#### [SET PROBLEM]
From the entries below, copy out every line with "this" in it.

Source records
--- start ---

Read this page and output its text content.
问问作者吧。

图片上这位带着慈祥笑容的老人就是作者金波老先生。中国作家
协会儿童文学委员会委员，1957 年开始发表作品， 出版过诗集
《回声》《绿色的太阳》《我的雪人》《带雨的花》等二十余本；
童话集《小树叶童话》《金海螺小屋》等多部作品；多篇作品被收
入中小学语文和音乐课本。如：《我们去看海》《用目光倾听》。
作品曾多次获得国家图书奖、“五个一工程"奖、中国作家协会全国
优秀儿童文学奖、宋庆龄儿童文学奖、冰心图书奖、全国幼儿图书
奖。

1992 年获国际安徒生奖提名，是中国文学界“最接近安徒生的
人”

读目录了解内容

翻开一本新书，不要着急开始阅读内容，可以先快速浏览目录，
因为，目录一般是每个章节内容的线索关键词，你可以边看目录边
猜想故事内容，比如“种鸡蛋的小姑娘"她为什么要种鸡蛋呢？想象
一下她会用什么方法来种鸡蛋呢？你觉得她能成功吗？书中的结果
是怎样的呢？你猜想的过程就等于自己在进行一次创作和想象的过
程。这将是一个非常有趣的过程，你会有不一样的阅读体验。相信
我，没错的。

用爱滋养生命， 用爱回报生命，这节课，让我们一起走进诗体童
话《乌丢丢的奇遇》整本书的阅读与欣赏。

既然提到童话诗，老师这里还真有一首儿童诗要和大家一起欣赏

--- end ---
--- start ---

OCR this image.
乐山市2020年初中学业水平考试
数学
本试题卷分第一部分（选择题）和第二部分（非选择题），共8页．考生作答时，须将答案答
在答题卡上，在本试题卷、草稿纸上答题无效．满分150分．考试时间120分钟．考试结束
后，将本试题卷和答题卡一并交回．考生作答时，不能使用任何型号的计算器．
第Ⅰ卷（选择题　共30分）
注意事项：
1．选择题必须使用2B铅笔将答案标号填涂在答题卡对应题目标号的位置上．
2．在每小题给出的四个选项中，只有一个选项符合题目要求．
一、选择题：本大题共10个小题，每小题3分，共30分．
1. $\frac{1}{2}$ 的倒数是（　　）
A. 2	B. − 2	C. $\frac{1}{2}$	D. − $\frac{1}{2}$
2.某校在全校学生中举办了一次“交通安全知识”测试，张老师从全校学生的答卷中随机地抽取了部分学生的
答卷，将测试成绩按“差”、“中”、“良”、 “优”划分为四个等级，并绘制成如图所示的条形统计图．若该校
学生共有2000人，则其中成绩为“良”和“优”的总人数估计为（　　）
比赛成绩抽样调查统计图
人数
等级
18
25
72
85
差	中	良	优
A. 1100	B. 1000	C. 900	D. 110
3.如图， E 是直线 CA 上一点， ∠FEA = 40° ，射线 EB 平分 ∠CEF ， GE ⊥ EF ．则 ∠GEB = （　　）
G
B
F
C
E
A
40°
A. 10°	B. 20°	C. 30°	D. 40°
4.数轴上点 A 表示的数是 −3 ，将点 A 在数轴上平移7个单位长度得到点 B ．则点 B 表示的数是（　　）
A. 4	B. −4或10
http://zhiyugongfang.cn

--- end ---

#### [THE REPLY]
Read this page and output its text content.
OCR this image.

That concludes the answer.